Repeat every record below exactly as written.

Record extracts:
..........

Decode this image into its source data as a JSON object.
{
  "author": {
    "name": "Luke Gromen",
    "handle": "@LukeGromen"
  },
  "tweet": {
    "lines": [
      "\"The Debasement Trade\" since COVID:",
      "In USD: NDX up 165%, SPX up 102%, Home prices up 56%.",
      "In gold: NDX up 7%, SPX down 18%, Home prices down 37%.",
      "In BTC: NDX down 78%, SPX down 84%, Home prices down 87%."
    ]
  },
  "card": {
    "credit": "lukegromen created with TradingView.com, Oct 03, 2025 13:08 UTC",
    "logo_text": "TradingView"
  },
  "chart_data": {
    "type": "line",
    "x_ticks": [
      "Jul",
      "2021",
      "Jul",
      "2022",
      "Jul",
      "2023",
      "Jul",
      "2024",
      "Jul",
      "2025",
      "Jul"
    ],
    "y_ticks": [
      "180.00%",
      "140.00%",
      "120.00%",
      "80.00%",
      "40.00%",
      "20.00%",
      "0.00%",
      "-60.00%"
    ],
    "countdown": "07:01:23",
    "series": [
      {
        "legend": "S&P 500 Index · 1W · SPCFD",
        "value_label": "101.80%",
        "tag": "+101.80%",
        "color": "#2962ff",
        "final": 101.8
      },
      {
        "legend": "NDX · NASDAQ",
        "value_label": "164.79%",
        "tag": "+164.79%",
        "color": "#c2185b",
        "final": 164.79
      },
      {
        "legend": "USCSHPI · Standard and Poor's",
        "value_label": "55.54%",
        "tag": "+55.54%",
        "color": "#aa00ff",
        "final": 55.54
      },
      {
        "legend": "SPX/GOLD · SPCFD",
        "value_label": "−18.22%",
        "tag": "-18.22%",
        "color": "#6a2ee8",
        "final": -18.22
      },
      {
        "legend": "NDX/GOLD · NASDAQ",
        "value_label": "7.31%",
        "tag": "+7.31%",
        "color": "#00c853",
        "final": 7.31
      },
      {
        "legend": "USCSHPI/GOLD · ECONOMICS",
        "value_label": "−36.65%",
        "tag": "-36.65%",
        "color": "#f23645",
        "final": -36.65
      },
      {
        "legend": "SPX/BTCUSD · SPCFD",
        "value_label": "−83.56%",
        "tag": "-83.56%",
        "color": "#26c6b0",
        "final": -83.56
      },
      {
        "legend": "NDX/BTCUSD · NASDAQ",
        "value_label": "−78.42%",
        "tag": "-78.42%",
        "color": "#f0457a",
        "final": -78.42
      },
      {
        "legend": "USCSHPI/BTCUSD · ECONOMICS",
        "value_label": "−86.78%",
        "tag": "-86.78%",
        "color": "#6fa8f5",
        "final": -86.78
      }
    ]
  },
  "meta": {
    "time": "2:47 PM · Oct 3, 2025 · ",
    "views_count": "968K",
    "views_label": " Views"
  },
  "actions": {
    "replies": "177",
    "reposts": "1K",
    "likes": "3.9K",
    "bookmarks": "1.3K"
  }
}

..........

Solution below:
Decode this image into its source data as a JSON object.
{
  "author": {
    "name": "Luke Gromen",
    "handle": "@LukeGromen"
  },
  "tweet": {
    "lines": [
      "\"The Debasement Trade\" since COVID:",
      "In USD: NDX up 165%, SPX up 102%, Home prices up 56%.",
      "In gold: NDX up 7%, SPX down 18%, Home prices down 37%.",
      "In BTC: NDX down 78%, SPX down 84%, Home prices down 87%."
    ]
  },
  "card": {
    "credit": "lukegromen created with TradingView.com, Oct 03, 2025 13:08 UTC",
    "logo_text": "TradingView"
  },
  "chart_data": {
    "type": "line",
    "x_ticks": [
      "Jul",
      "2021",
      "Jul",
      "2022",
      "Jul",
      "2023",
      "Jul",
      "2024",
      "Jul",
      "2025",
      "Jul"
    ],
    "y_ticks": [
      "180.00%",
      "140.00%",
      "120.00%",
      "80.00%",
      "40.00%",
      "20.00%",
      "0.00%",
      "-60.00%"
    ],
    "countdown": "07:01:23",
    "series": [
      {
        "legend": "S&P 500 Index · 1W · SPCFD",
        "value_label": "101.80%",
        "tag": "+101.80%",
        "color": "#2962ff",
        "final": 101.8
      },
      {
        "legend": "NDX · NASDAQ",
        "value_label": "164.79%",
        "tag": "+164.79%",
        "color": "#c2185b",
        "final": 164.79
      },
      {
        "legend": "USCSHPI · Standard and Poor's",
        "value_label": "55.54%",
        "tag": "+55.54%",
        "color": "#aa00ff",
        "final": 55.54
      },
      {
        "legend": "SPX/GOLD · SPCFD",
        "value_label": "−18.22%",
        "tag": "-18.22%",
        "color": "#6a2ee8",
        "final": -18.22
      },
      {
        "legend": "NDX/GOLD · NASDAQ",
        "value_label": "7.31%",
        "tag": "+7.31%",
        "color": "#00c853",
        "final": 7.31
      },
      {
        "legend": "USCSHPI/GOLD · ECONOMICS",
        "value_label": "−36.65%",
        "tag": "-36.65%",
        "color": "#f23645",
        "final": -36.65
      },
      {
        "legend": "SPX/BTCUSD · SPCFD",
        "value_label": "−83.56%",
        "tag": "-83.56%",
        "color": "#26c6b0",
        "final": -83.56
      },
      {
        "legend": "NDX/BTCUSD · NASDAQ",
        "value_label": "−78.42%",
        "tag": "-78.42%",
        "color": "#f0457a",
        "final": -78.42
      },
      {
        "legend": "USCSHPI/BTCUSD · ECONOMICS",
        "value_label": "−86.78%",
        "tag": "-86.78%",
        "color": "#6fa8f5",
        "final": -86.78
      }
    ]
  },
  "meta": {
    "time": "2:47 PM · Oct 3, 2025 · ",
    "views_count": "968K",
    "views_label": " Views"
  },
  "actions": {
    "replies": "177",
    "reposts": "1K",
    "likes": "3.9K",
    "bookmarks": "1.3K"
  }
}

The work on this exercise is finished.